_Challenge_: Go through the material below, count the lines with the word "настоящего", and reply with the count alone.

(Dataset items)

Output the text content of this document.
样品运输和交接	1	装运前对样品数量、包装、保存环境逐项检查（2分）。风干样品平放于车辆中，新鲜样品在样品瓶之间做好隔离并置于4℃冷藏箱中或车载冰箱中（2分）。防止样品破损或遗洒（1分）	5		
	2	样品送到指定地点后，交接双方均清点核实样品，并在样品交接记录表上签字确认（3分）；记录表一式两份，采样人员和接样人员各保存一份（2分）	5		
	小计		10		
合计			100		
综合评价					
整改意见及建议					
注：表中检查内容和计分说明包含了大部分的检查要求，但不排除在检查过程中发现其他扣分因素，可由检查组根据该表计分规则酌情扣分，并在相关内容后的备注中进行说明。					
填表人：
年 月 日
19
==
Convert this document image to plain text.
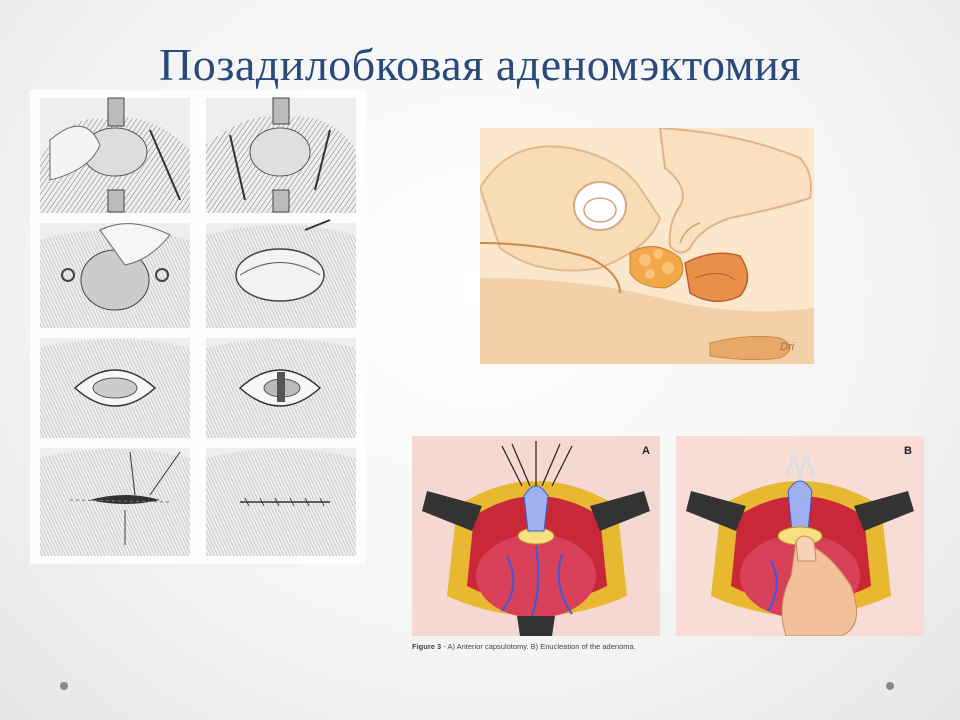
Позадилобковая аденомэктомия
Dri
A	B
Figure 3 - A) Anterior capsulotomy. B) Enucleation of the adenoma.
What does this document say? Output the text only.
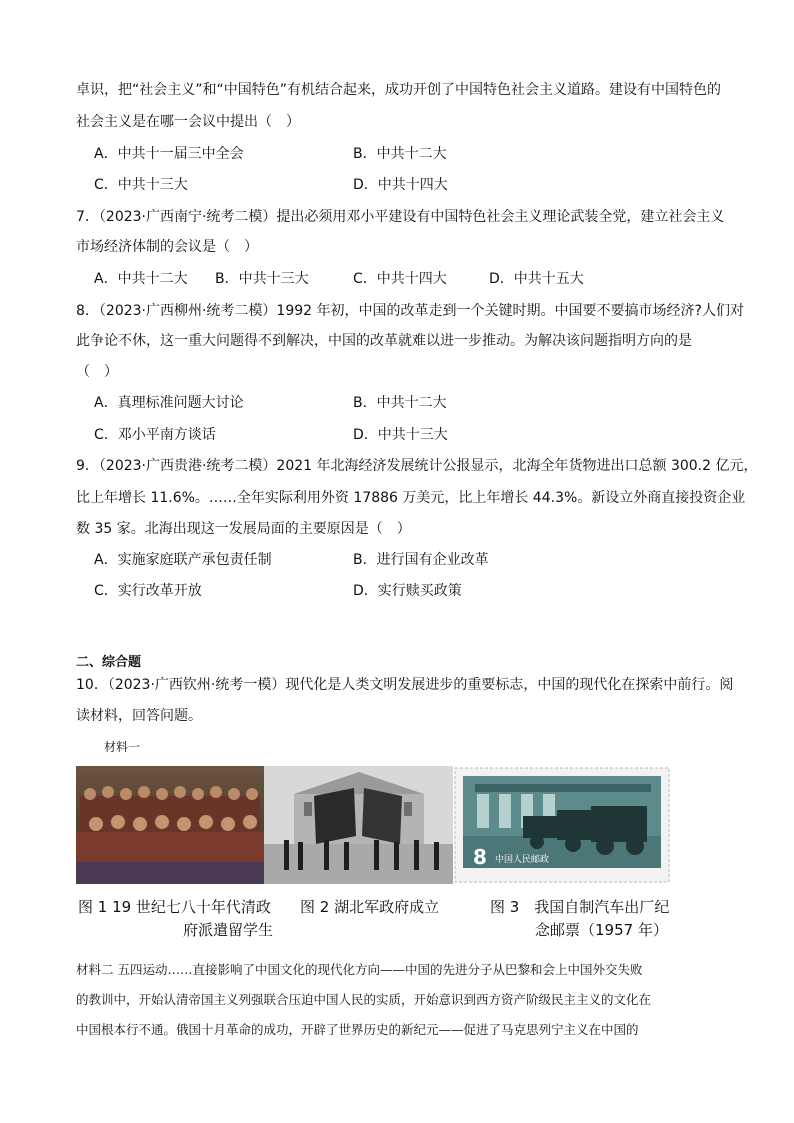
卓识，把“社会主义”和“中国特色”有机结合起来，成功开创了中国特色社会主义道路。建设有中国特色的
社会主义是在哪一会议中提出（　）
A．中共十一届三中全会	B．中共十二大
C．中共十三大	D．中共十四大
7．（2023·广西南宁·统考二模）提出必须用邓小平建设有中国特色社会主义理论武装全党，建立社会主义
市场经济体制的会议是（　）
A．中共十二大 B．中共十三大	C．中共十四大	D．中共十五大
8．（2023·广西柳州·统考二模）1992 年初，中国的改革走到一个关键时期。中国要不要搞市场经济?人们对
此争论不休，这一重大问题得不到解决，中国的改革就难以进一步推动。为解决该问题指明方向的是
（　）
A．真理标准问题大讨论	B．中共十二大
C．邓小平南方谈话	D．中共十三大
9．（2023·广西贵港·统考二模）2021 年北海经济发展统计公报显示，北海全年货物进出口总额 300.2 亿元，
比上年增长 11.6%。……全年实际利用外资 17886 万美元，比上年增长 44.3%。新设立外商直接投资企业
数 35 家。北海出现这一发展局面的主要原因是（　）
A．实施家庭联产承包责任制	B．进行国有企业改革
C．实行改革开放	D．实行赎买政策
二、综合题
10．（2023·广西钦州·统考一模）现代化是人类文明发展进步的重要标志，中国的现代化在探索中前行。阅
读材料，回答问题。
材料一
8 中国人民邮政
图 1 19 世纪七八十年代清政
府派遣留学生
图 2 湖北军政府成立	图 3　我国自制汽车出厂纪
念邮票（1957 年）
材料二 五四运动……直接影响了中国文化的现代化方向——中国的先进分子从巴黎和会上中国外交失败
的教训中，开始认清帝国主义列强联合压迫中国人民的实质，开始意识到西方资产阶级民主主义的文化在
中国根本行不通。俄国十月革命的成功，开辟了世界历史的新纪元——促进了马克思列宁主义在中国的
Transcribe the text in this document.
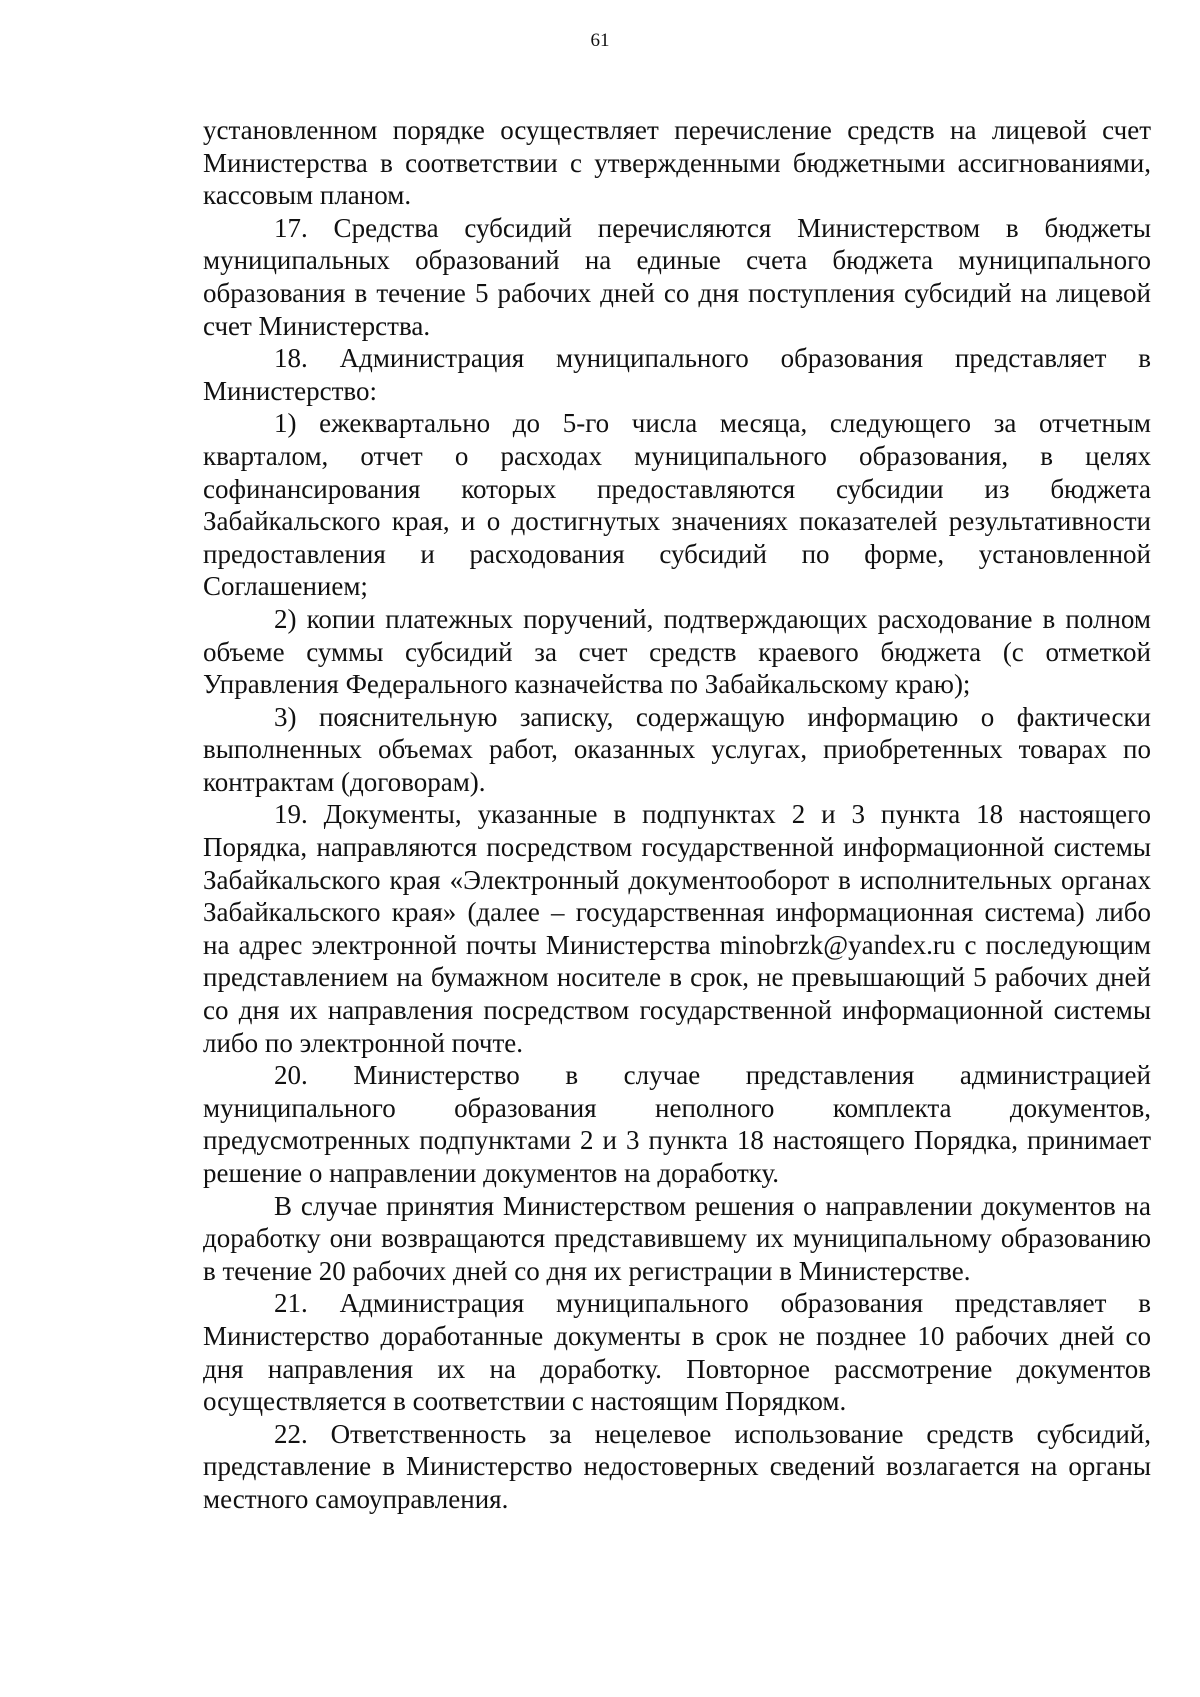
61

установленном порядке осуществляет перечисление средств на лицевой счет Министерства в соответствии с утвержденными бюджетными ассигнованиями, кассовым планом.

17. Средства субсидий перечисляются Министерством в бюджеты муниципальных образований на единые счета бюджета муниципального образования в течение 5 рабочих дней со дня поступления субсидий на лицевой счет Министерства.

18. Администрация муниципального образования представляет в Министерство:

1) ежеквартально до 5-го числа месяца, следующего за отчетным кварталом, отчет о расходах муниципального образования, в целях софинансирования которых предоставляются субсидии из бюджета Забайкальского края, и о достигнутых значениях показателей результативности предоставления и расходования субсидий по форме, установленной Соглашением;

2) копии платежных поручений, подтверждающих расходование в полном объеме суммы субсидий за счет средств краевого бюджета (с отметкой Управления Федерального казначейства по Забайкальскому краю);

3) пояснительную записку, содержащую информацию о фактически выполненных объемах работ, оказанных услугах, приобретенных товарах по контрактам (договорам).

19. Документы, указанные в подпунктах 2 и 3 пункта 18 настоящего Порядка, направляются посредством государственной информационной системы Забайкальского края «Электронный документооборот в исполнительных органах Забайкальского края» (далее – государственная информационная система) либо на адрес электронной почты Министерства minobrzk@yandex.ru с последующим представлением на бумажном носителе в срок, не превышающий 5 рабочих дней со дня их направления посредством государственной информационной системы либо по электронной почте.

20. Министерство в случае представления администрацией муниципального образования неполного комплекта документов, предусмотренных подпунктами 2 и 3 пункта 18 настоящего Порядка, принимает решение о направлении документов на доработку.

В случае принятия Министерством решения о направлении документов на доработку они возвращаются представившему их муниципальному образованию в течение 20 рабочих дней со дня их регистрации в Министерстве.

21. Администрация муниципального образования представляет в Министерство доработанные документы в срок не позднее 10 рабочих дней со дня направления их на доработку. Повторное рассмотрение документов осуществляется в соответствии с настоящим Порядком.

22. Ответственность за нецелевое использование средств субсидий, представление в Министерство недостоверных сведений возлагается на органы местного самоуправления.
==
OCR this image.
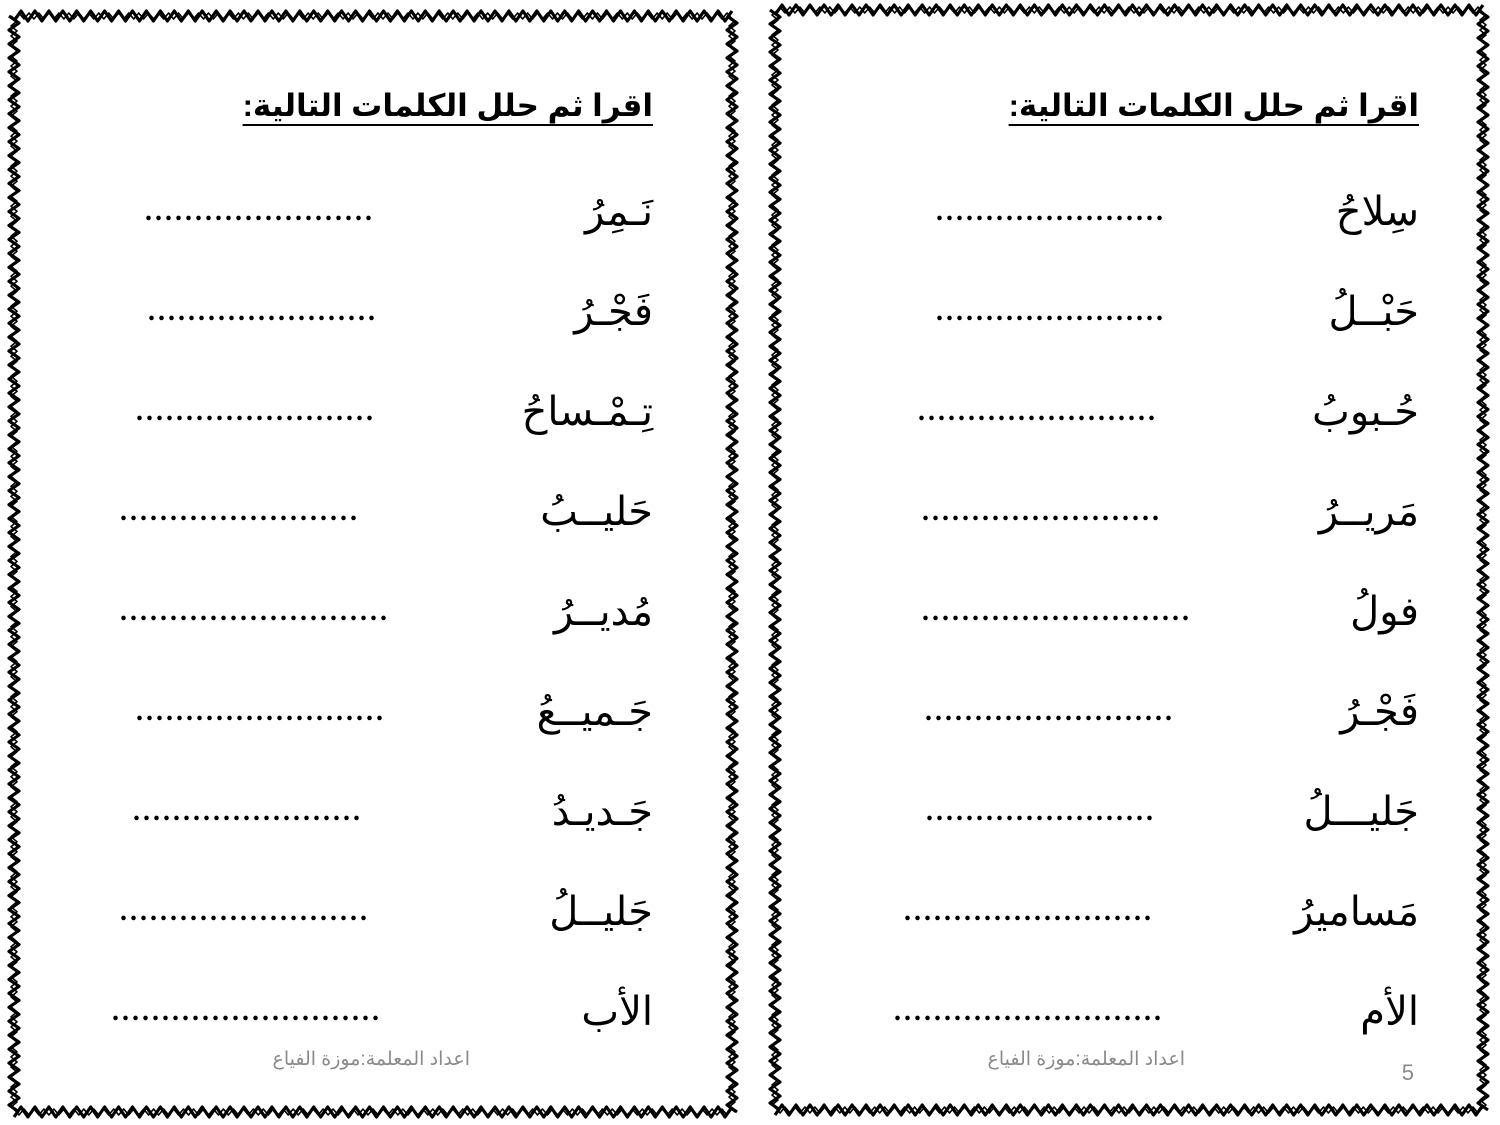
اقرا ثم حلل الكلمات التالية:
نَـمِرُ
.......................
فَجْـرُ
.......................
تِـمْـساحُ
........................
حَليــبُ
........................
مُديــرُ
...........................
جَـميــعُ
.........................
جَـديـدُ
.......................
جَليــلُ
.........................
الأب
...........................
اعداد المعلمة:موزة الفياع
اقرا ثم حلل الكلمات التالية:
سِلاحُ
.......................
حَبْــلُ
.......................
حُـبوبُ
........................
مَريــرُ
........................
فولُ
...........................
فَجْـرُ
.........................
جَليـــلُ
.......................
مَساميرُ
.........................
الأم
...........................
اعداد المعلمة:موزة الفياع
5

_Exercise result_: 2